+++ SOURCE DOCUMENT

In their motion to dismiss, SunTrust Banks, Inc., and SunTrust Bank argue that their relationship to SunTrust Mortgage is insufficient to subject them to liability. SunTrust Mortgage is a wholly-owned subsidiary of SunTrust Bank, and SunTrust Bank is a wholly-owned subsidiary of SunTrust Bank Holdings Company, which is a wholly-owned subsidiary of SunTrust Banks, Inc. [ECF No. 3]. Plaintiff appears to name the SunTrust parent companies as defendants in this action only because of their corporate relationship. [ECF No. 1-1 at 3-4].

Although the court issued Plaintiff a Roseboro Order informing her that her failure to respond may result in the motion being granted [ECF No. 10], she filed no response to the motion to dismiss of the SunTrust parent companies. In her response to SunTrust's motion for judgment on the pleadings, she includes a footnote stating "it was her belief that the Court would rule on her Motion to Remand first and that the Motion to Dismiss, therefore, was not properly before the court." [ECF No. 25 at n.1]. Plaintiff provides no basis for this belief and does not acknowledge the Roseboro order. Further, Plaintiff's argument in footnotes that SunTrust Mortgage is a sham subsidiary is based on pure speculation, which is insufficient to avoid dismissal.

++++++
+++ RECORDS SUPPLIED

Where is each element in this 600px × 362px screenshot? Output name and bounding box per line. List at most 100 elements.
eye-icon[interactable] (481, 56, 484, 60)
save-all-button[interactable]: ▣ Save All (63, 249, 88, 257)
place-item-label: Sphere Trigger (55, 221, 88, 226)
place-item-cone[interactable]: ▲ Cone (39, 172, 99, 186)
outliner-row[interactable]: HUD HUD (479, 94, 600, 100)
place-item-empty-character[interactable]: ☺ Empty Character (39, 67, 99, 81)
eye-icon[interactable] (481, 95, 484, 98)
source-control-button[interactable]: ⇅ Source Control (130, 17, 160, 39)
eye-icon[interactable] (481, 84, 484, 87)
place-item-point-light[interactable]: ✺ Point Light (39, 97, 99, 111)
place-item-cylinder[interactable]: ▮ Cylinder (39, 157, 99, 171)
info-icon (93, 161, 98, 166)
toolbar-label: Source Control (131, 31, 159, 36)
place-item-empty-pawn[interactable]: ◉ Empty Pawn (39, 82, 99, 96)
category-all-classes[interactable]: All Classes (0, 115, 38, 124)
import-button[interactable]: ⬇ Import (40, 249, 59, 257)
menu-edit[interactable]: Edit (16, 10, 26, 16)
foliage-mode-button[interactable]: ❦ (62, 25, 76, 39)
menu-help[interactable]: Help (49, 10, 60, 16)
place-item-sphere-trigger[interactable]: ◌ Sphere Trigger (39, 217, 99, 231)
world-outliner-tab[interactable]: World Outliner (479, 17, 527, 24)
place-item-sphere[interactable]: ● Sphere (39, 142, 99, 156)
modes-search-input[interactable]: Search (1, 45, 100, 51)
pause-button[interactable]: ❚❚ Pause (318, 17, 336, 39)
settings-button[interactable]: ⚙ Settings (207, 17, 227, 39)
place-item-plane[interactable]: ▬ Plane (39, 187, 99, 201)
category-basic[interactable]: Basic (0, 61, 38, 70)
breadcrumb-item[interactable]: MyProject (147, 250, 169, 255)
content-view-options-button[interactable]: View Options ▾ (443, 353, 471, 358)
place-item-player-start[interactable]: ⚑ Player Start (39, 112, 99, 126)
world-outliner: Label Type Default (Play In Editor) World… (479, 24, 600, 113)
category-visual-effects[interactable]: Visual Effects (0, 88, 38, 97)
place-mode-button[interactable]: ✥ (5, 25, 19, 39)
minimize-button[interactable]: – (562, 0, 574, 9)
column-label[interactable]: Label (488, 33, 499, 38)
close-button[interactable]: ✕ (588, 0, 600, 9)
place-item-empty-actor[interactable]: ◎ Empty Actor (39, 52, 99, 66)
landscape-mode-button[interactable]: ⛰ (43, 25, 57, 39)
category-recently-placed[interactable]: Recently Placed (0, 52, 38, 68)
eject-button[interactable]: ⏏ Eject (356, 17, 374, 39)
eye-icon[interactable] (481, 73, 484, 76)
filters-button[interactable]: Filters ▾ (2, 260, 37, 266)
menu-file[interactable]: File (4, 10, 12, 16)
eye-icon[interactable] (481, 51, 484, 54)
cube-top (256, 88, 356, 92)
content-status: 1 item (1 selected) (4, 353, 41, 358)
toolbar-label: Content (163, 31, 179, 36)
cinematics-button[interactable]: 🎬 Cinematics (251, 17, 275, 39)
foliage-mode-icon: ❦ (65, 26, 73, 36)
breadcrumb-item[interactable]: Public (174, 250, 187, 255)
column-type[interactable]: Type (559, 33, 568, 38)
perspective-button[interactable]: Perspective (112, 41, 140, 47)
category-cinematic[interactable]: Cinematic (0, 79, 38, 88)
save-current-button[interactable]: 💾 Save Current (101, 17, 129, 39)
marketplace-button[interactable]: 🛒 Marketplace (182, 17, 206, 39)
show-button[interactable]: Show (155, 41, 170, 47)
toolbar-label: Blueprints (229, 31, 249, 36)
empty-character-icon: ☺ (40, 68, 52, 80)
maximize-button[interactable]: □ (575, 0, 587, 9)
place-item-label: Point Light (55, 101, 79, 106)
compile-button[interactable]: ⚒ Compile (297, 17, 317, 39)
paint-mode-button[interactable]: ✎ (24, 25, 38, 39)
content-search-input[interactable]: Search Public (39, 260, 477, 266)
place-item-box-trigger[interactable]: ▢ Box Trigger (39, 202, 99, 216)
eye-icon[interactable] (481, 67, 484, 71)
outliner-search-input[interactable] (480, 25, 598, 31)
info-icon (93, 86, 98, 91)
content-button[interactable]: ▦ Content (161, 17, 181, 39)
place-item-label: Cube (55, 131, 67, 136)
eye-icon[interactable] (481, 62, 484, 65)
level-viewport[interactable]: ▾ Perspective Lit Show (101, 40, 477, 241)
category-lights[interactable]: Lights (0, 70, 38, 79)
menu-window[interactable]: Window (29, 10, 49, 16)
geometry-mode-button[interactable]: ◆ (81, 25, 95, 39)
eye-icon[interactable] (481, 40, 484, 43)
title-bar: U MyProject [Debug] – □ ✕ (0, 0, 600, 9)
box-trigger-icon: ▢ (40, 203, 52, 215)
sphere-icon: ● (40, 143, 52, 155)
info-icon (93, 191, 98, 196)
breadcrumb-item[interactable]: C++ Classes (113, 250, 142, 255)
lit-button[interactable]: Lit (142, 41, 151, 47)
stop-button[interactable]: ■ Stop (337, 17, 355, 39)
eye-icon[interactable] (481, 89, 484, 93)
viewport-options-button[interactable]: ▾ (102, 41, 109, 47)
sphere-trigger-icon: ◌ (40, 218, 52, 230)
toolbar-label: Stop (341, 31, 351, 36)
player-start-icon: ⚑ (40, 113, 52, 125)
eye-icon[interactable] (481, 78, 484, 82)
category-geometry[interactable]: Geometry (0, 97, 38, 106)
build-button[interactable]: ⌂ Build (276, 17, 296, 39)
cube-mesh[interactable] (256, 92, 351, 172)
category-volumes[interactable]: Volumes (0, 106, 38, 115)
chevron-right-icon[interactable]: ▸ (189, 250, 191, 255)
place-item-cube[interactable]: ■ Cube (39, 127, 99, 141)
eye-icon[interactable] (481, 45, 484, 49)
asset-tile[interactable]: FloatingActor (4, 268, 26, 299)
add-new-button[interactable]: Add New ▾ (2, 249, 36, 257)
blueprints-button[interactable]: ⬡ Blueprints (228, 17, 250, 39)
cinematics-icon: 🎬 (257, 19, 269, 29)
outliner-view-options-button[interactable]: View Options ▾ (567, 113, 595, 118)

++++++

DIRECTION
In the court excerpt on the SunTrust motion to dismiss, which company is SunTrust Mortgage a wholly-owned subsidiary of?

FINAL ANSWER
SunTrust Bank